Aim of the exercise => Skip the pictures and extract all of the lines exactly as written.

Entries shown =>

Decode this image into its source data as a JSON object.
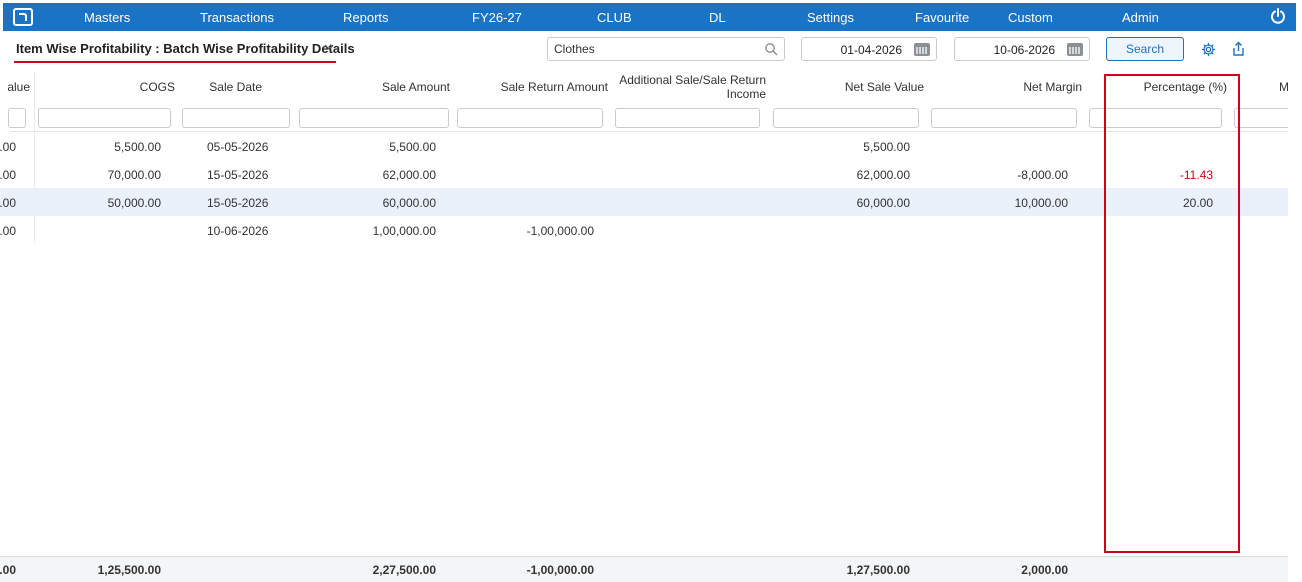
{
  "nav": {
    "items": [
      "Masters",
      "Transactions",
      "Reports",
      "FY26-27",
      "CLUB",
      "DL",
      "Settings",
      "Favourite",
      "Custom",
      "Admin"
    ]
  },
  "toolbar": {
    "report_title": "Item Wise Profitability : Batch Wise Profitability Details",
    "search_value": "Clothes",
    "from_date": "01-04-2026",
    "to_date": "10-06-2026",
    "search_label": "Search"
  },
  "table": {
    "headers": {
      "value": "alue",
      "cogs": "COGS",
      "sale_date": "Sale Date",
      "sale_amount": "Sale Amount",
      "sale_return_amount": "Sale Return Amount",
      "additional_line1": "Additional Sale/Sale Return",
      "additional_line2": "Income",
      "net_sale_value": "Net Sale Value",
      "net_margin": "Net Margin",
      "percentage": "Percentage (%)",
      "next": "M"
    },
    "rows": [
      {
        "value": ").00",
        "cogs": "5,500.00",
        "sale_date": "05-05-2026",
        "sale_amount": "5,500.00",
        "sale_return_amount": "",
        "additional": "",
        "net_sale_value": "5,500.00",
        "net_margin": "",
        "percentage": ""
      },
      {
        "value": ").00",
        "cogs": "70,000.00",
        "sale_date": "15-05-2026",
        "sale_amount": "62,000.00",
        "sale_return_amount": "",
        "additional": "",
        "net_sale_value": "62,000.00",
        "net_margin": "-8,000.00",
        "percentage": "-11.43"
      },
      {
        "value": ").00",
        "cogs": "50,000.00",
        "sale_date": "15-05-2026",
        "sale_amount": "60,000.00",
        "sale_return_amount": "",
        "additional": "",
        "net_sale_value": "60,000.00",
        "net_margin": "10,000.00",
        "percentage": "20.00"
      },
      {
        "value": ").00",
        "cogs": "",
        "sale_date": "10-06-2026",
        "sale_amount": "1,00,000.00",
        "sale_return_amount": "-1,00,000.00",
        "additional": "",
        "net_sale_value": "",
        "net_margin": "",
        "percentage": ""
      }
    ],
    "totals": {
      "value": ").00",
      "cogs": "1,25,500.00",
      "sale_amount": "2,27,500.00",
      "sale_return_amount": "-1,00,000.00",
      "net_sale_value": "1,27,500.00",
      "net_margin": "2,000.00"
    }
  },
  "colors": {
    "brand": "#1a73c5",
    "highlight": "#d0021b",
    "selected_row": "#eaf1fb",
    "negative": "#d0021b"
  }
}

Task output =>
Decode this image into its source data as a JSON object.
{
  "nav": {
    "items": [
      "Masters",
      "Transactions",
      "Reports",
      "FY26-27",
      "CLUB",
      "DL",
      "Settings",
      "Favourite",
      "Custom",
      "Admin"
    ]
  },
  "toolbar": {
    "report_title": "Item Wise Profitability : Batch Wise Profitability Details",
    "search_value": "Clothes",
    "from_date": "01-04-2026",
    "to_date": "10-06-2026",
    "search_label": "Search"
  },
  "table": {
    "headers": {
      "value": "alue",
      "cogs": "COGS",
      "sale_date": "Sale Date",
      "sale_amount": "Sale Amount",
      "sale_return_amount": "Sale Return Amount",
      "additional_line1": "Additional Sale/Sale Return",
      "additional_line2": "Income",
      "net_sale_value": "Net Sale Value",
      "net_margin": "Net Margin",
      "percentage": "Percentage (%)",
      "next": "M"
    },
    "rows": [
      {
        "value": ").00",
        "cogs": "5,500.00",
        "sale_date": "05-05-2026",
        "sale_amount": "5,500.00",
        "sale_return_amount": "",
        "additional": "",
        "net_sale_value": "5,500.00",
        "net_margin": "",
        "percentage": ""
      },
      {
        "value": ").00",
        "cogs": "70,000.00",
        "sale_date": "15-05-2026",
        "sale_amount": "62,000.00",
        "sale_return_amount": "",
        "additional": "",
        "net_sale_value": "62,000.00",
        "net_margin": "-8,000.00",
        "percentage": "-11.43"
      },
      {
        "value": ").00",
        "cogs": "50,000.00",
        "sale_date": "15-05-2026",
        "sale_amount": "60,000.00",
        "sale_return_amount": "",
        "additional": "",
        "net_sale_value": "60,000.00",
        "net_margin": "10,000.00",
        "percentage": "20.00"
      },
      {
        "value": ").00",
        "cogs": "",
        "sale_date": "10-06-2026",
        "sale_amount": "1,00,000.00",
        "sale_return_amount": "-1,00,000.00",
        "additional": "",
        "net_sale_value": "",
        "net_margin": "",
        "percentage": ""
      }
    ],
    "totals": {
      "value": ").00",
      "cogs": "1,25,500.00",
      "sale_amount": "2,27,500.00",
      "sale_return_amount": "-1,00,000.00",
      "net_sale_value": "1,27,500.00",
      "net_margin": "2,000.00"
    }
  },
  "colors": {
    "brand": "#1a73c5",
    "highlight": "#d0021b",
    "selected_row": "#eaf1fb",
    "negative": "#d0021b"
  }
}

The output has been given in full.